Information provided start

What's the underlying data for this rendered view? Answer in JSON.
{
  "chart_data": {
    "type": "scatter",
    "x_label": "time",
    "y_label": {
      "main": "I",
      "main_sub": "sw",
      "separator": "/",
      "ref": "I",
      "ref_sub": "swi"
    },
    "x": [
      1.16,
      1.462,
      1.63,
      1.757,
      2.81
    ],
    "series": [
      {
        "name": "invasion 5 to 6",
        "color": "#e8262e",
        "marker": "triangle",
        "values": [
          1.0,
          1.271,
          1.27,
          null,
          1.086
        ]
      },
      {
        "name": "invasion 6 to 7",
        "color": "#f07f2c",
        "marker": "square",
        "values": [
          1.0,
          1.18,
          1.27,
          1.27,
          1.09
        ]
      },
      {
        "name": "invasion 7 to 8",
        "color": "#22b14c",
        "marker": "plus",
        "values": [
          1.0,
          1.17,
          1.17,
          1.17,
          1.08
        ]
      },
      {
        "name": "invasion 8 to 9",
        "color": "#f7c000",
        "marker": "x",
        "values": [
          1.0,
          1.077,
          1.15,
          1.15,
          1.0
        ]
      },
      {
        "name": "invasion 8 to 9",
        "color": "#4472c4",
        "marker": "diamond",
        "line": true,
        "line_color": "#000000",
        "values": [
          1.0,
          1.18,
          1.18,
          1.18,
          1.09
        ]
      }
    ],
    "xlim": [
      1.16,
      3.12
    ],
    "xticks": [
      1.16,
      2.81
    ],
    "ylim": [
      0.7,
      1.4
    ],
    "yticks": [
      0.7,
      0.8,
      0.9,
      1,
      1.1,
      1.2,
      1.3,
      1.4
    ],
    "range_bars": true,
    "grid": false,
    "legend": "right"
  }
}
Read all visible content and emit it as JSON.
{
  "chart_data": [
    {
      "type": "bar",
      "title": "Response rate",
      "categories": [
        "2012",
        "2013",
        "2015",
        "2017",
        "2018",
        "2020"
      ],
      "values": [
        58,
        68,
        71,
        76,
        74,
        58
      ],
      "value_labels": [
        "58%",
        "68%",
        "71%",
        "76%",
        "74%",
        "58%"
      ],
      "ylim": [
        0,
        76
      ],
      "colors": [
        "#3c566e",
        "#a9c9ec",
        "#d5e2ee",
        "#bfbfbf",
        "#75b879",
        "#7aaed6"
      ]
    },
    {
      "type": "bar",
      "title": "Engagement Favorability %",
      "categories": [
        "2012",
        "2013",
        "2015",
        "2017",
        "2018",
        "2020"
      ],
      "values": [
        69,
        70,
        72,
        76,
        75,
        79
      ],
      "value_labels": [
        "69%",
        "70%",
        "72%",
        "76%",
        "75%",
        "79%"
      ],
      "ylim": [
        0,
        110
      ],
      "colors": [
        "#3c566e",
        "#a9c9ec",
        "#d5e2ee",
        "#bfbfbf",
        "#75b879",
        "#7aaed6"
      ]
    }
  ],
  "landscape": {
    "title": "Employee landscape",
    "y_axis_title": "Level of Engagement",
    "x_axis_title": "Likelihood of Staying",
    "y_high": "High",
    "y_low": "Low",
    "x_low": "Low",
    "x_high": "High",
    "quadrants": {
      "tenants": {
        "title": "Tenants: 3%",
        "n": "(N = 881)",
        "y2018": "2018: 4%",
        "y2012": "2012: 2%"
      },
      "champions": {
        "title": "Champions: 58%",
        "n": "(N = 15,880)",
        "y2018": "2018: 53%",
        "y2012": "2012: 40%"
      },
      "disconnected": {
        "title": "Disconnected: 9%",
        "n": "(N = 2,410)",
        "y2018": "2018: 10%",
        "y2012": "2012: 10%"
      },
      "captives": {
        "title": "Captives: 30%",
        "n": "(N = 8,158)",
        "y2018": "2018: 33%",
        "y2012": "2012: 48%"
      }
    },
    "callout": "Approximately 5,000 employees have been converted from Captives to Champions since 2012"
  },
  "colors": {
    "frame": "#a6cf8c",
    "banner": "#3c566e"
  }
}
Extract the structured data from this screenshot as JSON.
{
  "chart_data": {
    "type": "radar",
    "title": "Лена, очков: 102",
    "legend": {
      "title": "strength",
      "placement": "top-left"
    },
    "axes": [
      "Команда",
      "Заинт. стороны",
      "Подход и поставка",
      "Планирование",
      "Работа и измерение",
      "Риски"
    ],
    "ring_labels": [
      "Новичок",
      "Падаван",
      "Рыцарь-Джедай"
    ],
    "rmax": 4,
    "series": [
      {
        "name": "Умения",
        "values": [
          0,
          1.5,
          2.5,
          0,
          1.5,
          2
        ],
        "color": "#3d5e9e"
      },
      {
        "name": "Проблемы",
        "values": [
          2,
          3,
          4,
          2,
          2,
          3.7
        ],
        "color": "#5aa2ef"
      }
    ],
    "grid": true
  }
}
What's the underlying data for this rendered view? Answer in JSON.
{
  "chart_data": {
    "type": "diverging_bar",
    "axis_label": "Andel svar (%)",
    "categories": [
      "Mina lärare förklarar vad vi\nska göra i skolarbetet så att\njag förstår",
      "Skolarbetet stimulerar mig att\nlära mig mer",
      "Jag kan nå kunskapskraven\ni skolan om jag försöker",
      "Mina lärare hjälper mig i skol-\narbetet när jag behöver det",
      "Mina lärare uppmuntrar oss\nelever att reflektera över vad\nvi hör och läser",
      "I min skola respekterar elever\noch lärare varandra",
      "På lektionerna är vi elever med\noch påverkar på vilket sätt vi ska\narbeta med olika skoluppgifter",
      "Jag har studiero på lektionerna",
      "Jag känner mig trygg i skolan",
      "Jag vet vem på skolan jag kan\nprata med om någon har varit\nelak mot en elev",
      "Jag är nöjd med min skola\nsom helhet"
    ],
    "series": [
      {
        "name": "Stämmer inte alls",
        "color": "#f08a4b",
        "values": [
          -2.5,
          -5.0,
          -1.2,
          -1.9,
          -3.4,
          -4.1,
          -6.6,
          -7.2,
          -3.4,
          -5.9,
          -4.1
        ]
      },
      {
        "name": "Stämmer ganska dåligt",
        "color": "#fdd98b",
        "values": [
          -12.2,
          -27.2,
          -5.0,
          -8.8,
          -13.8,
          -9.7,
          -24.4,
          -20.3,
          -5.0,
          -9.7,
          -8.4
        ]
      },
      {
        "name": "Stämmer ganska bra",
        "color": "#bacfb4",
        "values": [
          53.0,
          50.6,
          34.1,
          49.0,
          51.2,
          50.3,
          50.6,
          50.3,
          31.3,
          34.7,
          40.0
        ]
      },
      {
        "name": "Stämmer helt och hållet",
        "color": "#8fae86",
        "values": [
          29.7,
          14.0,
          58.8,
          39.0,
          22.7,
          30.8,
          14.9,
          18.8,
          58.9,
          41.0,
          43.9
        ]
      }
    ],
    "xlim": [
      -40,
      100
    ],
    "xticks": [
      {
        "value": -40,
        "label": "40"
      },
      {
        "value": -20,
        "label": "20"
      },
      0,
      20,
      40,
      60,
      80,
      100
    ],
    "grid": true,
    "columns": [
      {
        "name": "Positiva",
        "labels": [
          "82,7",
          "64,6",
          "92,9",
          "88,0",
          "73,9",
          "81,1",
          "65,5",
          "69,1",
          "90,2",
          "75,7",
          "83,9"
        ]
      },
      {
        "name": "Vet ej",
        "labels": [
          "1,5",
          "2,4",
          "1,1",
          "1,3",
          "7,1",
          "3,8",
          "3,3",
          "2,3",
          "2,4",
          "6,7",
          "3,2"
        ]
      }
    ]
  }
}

Information provided end

Aim of the exercise: Print the complete listing again, exactly as it stands.

Output:
What's the underlying data for this rendered view? Answer in JSON.
{
  "chart_data": {
    "type": "scatter",
    "x_label": "time",
    "y_label": {
      "main": "I",
      "main_sub": "sw",
      "separator": "/",
      "ref": "I",
      "ref_sub": "swi"
    },
    "x": [
      1.16,
      1.462,
      1.63,
      1.757,
      2.81
    ],
    "series": [
      {
        "name": "invasion 5 to 6",
        "color": "#e8262e",
        "marker": "triangle",
        "values": [
          1.0,
          1.271,
          1.27,
          null,
          1.086
        ]
      },
      {
        "name": "invasion 6 to 7",
        "color": "#f07f2c",
        "marker": "square",
        "values": [
          1.0,
          1.18,
          1.27,
          1.27,
          1.09
        ]
      },
      {
        "name": "invasion 7 to 8",
        "color": "#22b14c",
        "marker": "plus",
        "values": [
          1.0,
          1.17,
          1.17,
          1.17,
          1.08
        ]
      },
      {
        "name": "invasion 8 to 9",
        "color": "#f7c000",
        "marker": "x",
        "values": [
          1.0,
          1.077,
          1.15,
          1.15,
          1.0
        ]
      },
      {
        "name": "invasion 8 to 9",
        "color": "#4472c4",
        "marker": "diamond",
        "line": true,
        "line_color": "#000000",
        "values": [
          1.0,
          1.18,
          1.18,
          1.18,
          1.09
        ]
      }
    ],
    "xlim": [
      1.16,
      3.12
    ],
    "xticks": [
      1.16,
      2.81
    ],
    "ylim": [
      0.7,
      1.4
    ],
    "yticks": [
      0.7,
      0.8,
      0.9,
      1,
      1.1,
      1.2,
      1.3,
      1.4
    ],
    "range_bars": true,
    "grid": false,
    "legend": "right"
  }
}
Read all visible content and emit it as JSON.
{
  "chart_data": [
    {
      "type": "bar",
      "title": "Response rate",
      "categories": [
        "2012",
        "2013",
        "2015",
        "2017",
        "2018",
        "2020"
      ],
      "values": [
        58,
        68,
        71,
        76,
        74,
        58
      ],
      "value_labels": [
        "58%",
        "68%",
        "71%",
        "76%",
        "74%",
        "58%"
      ],
      "ylim": [
        0,
        76
      ],
      "colors": [
        "#3c566e",
        "#a9c9ec",
        "#d5e2ee",
        "#bfbfbf",
        "#75b879",
        "#7aaed6"
      ]
    },
    {
      "type": "bar",
      "title": "Engagement Favorability %",
      "categories": [
        "2012",
        "2013",
        "2015",
        "2017",
        "2018",
        "2020"
      ],
      "values": [
        69,
        70,
        72,
        76,
        75,
        79
      ],
      "value_labels": [
        "69%",
        "70%",
        "72%",
        "76%",
        "75%",
        "79%"
      ],
      "ylim": [
        0,
        110
      ],
      "colors": [
        "#3c566e",
        "#a9c9ec",
        "#d5e2ee",
        "#bfbfbf",
        "#75b879",
        "#7aaed6"
      ]
    }
  ],
  "landscape": {
    "title": "Employee landscape",
    "y_axis_title": "Level of Engagement",
    "x_axis_title": "Likelihood of Staying",
    "y_high": "High",
    "y_low": "Low",
    "x_low": "Low",
    "x_high": "High",
    "quadrants": {
      "tenants": {
        "title": "Tenants: 3%",
        "n": "(N = 881)",
        "y2018": "2018: 4%",
        "y2012": "2012: 2%"
      },
      "champions": {
        "title": "Champions: 58%",
        "n": "(N = 15,880)",
        "y2018": "2018: 53%",
        "y2012": "2012: 40%"
      },
      "disconnected": {
        "title": "Disconnected: 9%",
        "n": "(N = 2,410)",
        "y2018": "2018: 10%",
        "y2012": "2012: 10%"
      },
      "captives": {
        "title": "Captives: 30%",
        "n": "(N = 8,158)",
        "y2018": "2018: 33%",
        "y2012": "2012: 48%"
      }
    },
    "callout": "Approximately 5,000 employees have been converted from Captives to Champions since 2012"
  },
  "colors": {
    "frame": "#a6cf8c",
    "banner": "#3c566e"
  }
}
Extract the structured data from this screenshot as JSON.
{
  "chart_data": {
    "type": "radar",
    "title": "Лена, очков: 102",
    "legend": {
      "title": "strength",
      "placement": "top-left"
    },
    "axes": [
      "Команда",
      "Заинт. стороны",
      "Подход и поставка",
      "Планирование",
      "Работа и измерение",
      "Риски"
    ],
    "ring_labels": [
      "Новичок",
      "Падаван",
      "Рыцарь-Джедай"
    ],
    "rmax": 4,
    "series": [
      {
        "name": "Умения",
        "values": [
          0,
          1.5,
          2.5,
          0,
          1.5,
          2
        ],
        "color": "#3d5e9e"
      },
      {
        "name": "Проблемы",
        "values": [
          2,
          3,
          4,
          2,
          2,
          3.7
        ],
        "color": "#5aa2ef"
      }
    ],
    "grid": true
  }
}
What's the underlying data for this rendered view? Answer in JSON.
{
  "chart_data": {
    "type": "diverging_bar",
    "axis_label": "Andel svar (%)",
    "categories": [
      "Mina lärare förklarar vad vi\nska göra i skolarbetet så att\njag förstår",
      "Skolarbetet stimulerar mig att\nlära mig mer",
      "Jag kan nå kunskapskraven\ni skolan om jag försöker",
      "Mina lärare hjälper mig i skol-\narbetet när jag behöver det",
      "Mina lärare uppmuntrar oss\nelever att reflektera över vad\nvi hör och läser",
      "I min skola respekterar elever\noch lärare varandra",
      "På lektionerna är vi elever med\noch påverkar på vilket sätt vi ska\narbeta med olika skoluppgifter",
      "Jag har studiero på lektionerna",
      "Jag känner mig trygg i skolan",
      "Jag vet vem på skolan jag kan\nprata med om någon har varit\nelak mot en elev",
      "Jag är nöjd med min skola\nsom helhet"
    ],
    "series": [
      {
        "name": "Stämmer inte alls",
        "color": "#f08a4b",
        "values": [
          -2.5,
          -5.0,
          -1.2,
          -1.9,
          -3.4,
          -4.1,
          -6.6,
          -7.2,
          -3.4,
          -5.9,
          -4.1
        ]
      },
      {
        "name": "Stämmer ganska dåligt",
        "color": "#fdd98b",
        "values": [
          -12.2,
          -27.2,
          -5.0,
          -8.8,
          -13.8,
          -9.7,
          -24.4,
          -20.3,
          -5.0,
          -9.7,
          -8.4
        ]
      },
      {
        "name": "Stämmer ganska bra",
        "color": "#bacfb4",
        "values": [
          53.0,
          50.6,
          34.1,
          49.0,
          51.2,
          50.3,
          50.6,
          50.3,
          31.3,
          34.7,
          40.0
        ]
      },
      {
        "name": "Stämmer helt och hållet",
        "color": "#8fae86",
        "values": [
          29.7,
          14.0,
          58.8,
          39.0,
          22.7,
          30.8,
          14.9,
          18.8,
          58.9,
          41.0,
          43.9
        ]
      }
    ],
    "xlim": [
      -40,
      100
    ],
    "xticks": [
      {
        "value": -40,
        "label": "40"
      },
      {
        "value": -20,
        "label": "20"
      },
      0,
      20,
      40,
      60,
      80,
      100
    ],
    "grid": true,
    "columns": [
      {
        "name": "Positiva",
        "labels": [
          "82,7",
          "64,6",
          "92,9",
          "88,0",
          "73,9",
          "81,1",
          "65,5",
          "69,1",
          "90,2",
          "75,7",
          "83,9"
        ]
      },
      {
        "name": "Vet ej",
        "labels": [
          "1,5",
          "2,4",
          "1,1",
          "1,3",
          "7,1",
          "3,8",
          "3,3",
          "2,3",
          "2,4",
          "6,7",
          "3,2"
        ]
      }
    ]
  }
}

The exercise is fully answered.